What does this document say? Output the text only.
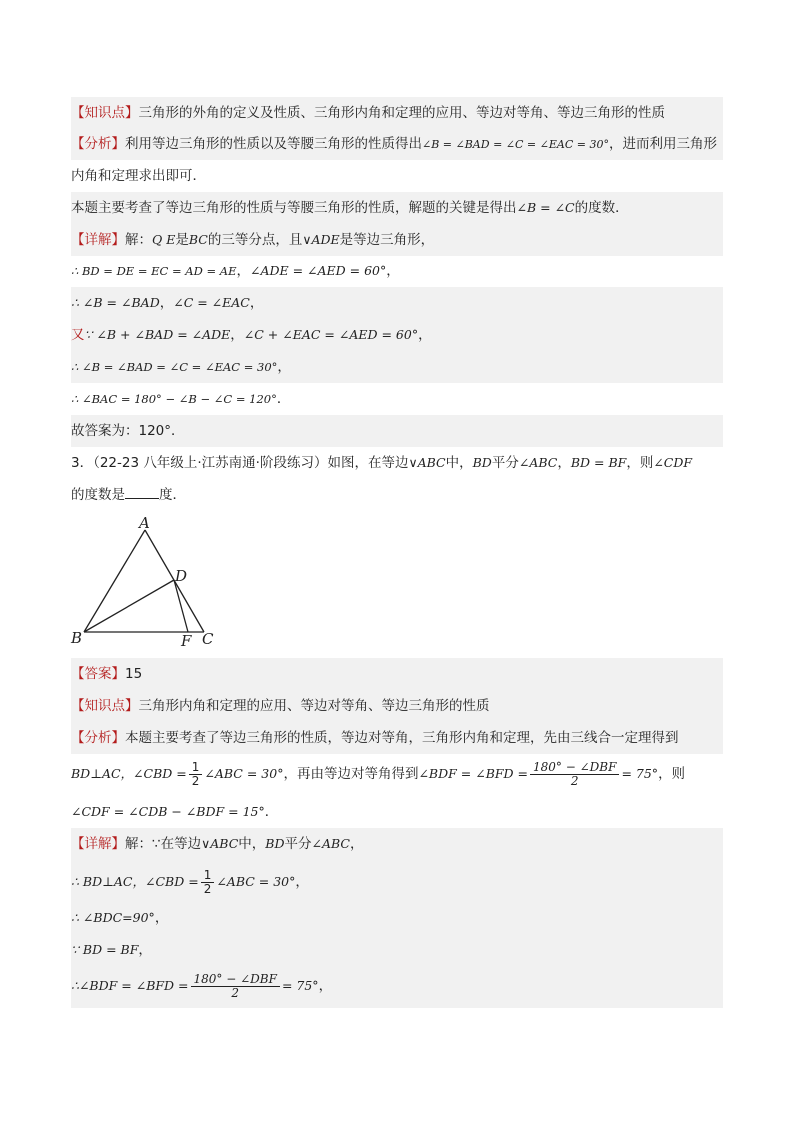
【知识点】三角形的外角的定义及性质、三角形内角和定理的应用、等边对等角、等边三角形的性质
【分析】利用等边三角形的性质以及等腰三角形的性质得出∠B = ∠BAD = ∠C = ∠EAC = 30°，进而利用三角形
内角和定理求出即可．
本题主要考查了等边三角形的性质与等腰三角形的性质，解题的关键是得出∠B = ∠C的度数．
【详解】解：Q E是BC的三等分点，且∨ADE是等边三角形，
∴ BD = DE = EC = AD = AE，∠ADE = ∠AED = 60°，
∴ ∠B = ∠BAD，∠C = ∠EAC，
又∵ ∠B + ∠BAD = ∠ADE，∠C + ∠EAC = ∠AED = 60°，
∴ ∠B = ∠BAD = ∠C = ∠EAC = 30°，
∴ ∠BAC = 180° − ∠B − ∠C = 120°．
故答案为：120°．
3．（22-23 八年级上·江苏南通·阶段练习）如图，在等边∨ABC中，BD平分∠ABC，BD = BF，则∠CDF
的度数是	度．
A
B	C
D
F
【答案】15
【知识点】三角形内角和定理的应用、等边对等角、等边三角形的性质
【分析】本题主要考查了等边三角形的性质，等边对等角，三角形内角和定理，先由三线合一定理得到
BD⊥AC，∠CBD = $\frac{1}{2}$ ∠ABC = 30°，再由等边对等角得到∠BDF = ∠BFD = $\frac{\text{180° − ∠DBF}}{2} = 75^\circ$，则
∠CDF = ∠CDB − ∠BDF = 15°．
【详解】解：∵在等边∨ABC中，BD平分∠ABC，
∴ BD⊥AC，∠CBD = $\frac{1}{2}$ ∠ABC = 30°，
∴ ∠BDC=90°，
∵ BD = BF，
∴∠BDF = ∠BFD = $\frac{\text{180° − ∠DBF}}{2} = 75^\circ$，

--

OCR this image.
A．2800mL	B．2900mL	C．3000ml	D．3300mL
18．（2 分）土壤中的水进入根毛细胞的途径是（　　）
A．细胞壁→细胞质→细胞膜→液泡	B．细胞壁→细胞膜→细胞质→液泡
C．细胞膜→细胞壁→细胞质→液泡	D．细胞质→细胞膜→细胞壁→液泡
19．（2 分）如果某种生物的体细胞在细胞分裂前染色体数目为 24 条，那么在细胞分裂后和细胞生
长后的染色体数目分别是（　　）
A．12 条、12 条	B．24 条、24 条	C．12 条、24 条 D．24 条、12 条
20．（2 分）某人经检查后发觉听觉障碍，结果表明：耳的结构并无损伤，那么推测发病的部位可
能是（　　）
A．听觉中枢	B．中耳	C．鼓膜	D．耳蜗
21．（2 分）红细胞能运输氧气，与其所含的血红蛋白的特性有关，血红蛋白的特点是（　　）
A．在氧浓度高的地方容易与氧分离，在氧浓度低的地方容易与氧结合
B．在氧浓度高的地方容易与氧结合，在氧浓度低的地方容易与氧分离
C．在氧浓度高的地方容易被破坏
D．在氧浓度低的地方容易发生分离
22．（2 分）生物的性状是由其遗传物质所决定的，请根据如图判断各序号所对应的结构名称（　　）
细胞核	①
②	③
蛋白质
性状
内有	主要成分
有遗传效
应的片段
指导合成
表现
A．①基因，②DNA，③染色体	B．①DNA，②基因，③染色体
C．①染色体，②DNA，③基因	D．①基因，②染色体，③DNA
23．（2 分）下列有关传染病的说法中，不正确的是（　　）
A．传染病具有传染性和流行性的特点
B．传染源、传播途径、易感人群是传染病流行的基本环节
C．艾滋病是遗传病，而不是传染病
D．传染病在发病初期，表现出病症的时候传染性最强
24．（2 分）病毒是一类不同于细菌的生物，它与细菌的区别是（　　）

→ **Request**: Report all lines of the data above that include the string "BD平分".

→ **Final result**:
3．（22-23 八年级上·江苏南通·阶段练习）如图，在等边∨ABC中，BD平分∠ABC，BD = BF，则∠CDF
【详解】解：∵在等边∨ABC中，BD平分∠ABC，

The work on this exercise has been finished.